## Stated goal
Reproduce the listing below, replacing every occurrence of "text-run" with "text-span" and leaving all else unchanged.

------------------------------------------------------------------------

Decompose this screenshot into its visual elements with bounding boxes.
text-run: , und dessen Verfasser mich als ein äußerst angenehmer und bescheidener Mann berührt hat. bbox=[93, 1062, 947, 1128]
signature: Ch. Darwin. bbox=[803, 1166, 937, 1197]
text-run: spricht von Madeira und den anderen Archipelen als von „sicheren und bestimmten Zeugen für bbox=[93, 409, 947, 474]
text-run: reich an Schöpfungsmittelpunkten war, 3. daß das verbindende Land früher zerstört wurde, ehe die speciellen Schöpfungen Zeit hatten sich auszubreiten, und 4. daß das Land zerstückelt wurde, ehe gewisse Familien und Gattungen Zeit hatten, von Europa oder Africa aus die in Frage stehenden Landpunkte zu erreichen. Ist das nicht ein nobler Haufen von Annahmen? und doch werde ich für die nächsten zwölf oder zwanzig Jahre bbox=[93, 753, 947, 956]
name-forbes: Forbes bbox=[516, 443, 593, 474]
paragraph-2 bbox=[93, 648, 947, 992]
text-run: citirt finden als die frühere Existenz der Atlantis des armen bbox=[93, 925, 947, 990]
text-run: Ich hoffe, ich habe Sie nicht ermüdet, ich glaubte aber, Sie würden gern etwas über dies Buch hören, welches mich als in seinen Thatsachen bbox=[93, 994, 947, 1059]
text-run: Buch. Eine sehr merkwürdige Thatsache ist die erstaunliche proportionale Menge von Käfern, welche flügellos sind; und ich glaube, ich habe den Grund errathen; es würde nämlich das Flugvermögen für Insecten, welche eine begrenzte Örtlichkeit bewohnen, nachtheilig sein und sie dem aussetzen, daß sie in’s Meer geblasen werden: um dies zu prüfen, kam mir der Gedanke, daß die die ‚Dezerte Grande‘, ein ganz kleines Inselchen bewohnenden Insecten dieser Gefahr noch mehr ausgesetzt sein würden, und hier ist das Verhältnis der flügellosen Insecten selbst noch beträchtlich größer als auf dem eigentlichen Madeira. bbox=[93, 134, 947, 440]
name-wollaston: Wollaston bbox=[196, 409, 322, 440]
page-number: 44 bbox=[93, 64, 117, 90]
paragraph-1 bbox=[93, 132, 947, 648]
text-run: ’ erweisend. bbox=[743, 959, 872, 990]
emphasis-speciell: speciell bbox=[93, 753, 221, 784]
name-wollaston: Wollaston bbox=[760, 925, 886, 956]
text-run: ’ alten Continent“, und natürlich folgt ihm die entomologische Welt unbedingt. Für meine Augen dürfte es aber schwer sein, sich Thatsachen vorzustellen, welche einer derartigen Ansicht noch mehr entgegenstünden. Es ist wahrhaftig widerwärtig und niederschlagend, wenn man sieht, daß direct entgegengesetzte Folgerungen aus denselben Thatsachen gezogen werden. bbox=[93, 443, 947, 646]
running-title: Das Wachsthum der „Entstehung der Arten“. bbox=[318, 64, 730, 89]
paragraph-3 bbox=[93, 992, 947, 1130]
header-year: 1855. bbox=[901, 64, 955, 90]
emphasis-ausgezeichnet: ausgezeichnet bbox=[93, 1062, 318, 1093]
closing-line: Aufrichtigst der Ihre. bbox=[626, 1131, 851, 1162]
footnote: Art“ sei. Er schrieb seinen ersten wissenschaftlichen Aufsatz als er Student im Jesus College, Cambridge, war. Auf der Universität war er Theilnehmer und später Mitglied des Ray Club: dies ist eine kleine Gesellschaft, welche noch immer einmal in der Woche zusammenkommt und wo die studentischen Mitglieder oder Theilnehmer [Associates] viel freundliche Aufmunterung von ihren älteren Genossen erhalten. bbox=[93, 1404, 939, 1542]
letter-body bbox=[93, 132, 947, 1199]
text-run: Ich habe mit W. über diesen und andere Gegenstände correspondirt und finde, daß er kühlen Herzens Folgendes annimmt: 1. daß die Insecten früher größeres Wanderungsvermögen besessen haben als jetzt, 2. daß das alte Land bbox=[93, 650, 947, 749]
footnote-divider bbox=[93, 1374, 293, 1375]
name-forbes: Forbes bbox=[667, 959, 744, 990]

------------------------------------------------------------------------

## Answer to this problem
Decompose this screenshot into its visual elements with bounding boxes.
text-span: , und dessen Verfasser mich als ein äußerst angenehmer und bescheidener Mann berührt hat. bbox=[93, 1062, 947, 1128]
signature: Ch. Darwin. bbox=[803, 1166, 937, 1197]
text-span: spricht von Madeira und den anderen Archipelen als von „sicheren und bestimmten Zeugen für bbox=[93, 409, 947, 474]
text-span: reich an Schöpfungsmittelpunkten war, 3. daß das verbindende Land früher zerstört wurde, ehe die speciellen Schöpfungen Zeit hatten sich auszubreiten, und 4. daß das Land zerstückelt wurde, ehe gewisse Familien und Gattungen Zeit hatten, von Europa oder Africa aus die in Frage stehenden Landpunkte zu erreichen. Ist das nicht ein nobler Haufen von Annahmen? und doch werde ich für die nächsten zwölf oder zwanzig Jahre bbox=[93, 753, 947, 956]
name-forbes: Forbes bbox=[516, 443, 593, 474]
paragraph-2 bbox=[93, 648, 947, 992]
text-span: citirt finden als die frühere Existenz der Atlantis des armen bbox=[93, 925, 947, 990]
text-span: Ich hoffe, ich habe Sie nicht ermüdet, ich glaubte aber, Sie würden gern etwas über dies Buch hören, welches mich als in seinen Thatsachen bbox=[93, 994, 947, 1059]
text-span: Buch. Eine sehr merkwürdige Thatsache ist die erstaunliche proportionale Menge von Käfern, welche flügellos sind; und ich glaube, ich habe den Grund errathen; es würde nämlich das Flugvermögen für Insecten, welche eine begrenzte Örtlichkeit bewohnen, nachtheilig sein und sie dem aussetzen, daß sie in’s Meer geblasen werden: um dies zu prüfen, kam mir der Gedanke, daß die die ‚Dezerte Grande‘, ein ganz kleines Inselchen bewohnenden Insecten dieser Gefahr noch mehr ausgesetzt sein würden, und hier ist das Verhältnis der flügellosen Insecten selbst noch beträchtlich größer als auf dem eigentlichen Madeira. bbox=[93, 134, 947, 440]
name-wollaston: Wollaston bbox=[196, 409, 322, 440]
page-number: 44 bbox=[93, 64, 117, 90]
paragraph-1 bbox=[93, 132, 947, 648]
text-span: ’ erweisend. bbox=[743, 959, 872, 990]
emphasis-speciell: speciell bbox=[93, 753, 221, 784]
name-wollaston: Wollaston bbox=[760, 925, 886, 956]
text-span: ’ alten Continent“, und natürlich folgt ihm die entomologische Welt unbedingt. Für meine Augen dürfte es aber schwer sein, sich Thatsachen vorzustellen, welche einer derartigen Ansicht noch mehr entgegenstünden. Es ist wahrhaftig widerwärtig und niederschlagend, wenn man sieht, daß direct entgegengesetzte Folgerungen aus denselben Thatsachen gezogen werden. bbox=[93, 443, 947, 646]
running-title: Das Wachsthum der „Entstehung der Arten“. bbox=[318, 64, 730, 89]
paragraph-3 bbox=[93, 992, 947, 1130]
header-year: 1855. bbox=[901, 64, 955, 90]
emphasis-ausgezeichnet: ausgezeichnet bbox=[93, 1062, 318, 1093]
closing-line: Aufrichtigst der Ihre. bbox=[626, 1131, 851, 1162]
footnote: Art“ sei. Er schrieb seinen ersten wissenschaftlichen Aufsatz als er Student im Jesus College, Cambridge, war. Auf der Universität war er Theilnehmer und später Mitglied des Ray Club: dies ist eine kleine Gesellschaft, welche noch immer einmal in der Woche zusammenkommt und wo die studentischen Mitglieder oder Theilnehmer [Associates] viel freundliche Aufmunterung von ihren älteren Genossen erhalten. bbox=[93, 1404, 939, 1542]
letter-body bbox=[93, 132, 947, 1199]
text-span: Ich habe mit W. über diesen und andere Gegenstände correspondirt und finde, daß er kühlen Herzens Folgendes annimmt: 1. daß die Insecten früher größeres Wanderungsvermögen besessen haben als jetzt, 2. daß das alte Land bbox=[93, 650, 947, 749]
footnote-divider bbox=[93, 1374, 293, 1375]
name-forbes: Forbes bbox=[667, 959, 744, 990]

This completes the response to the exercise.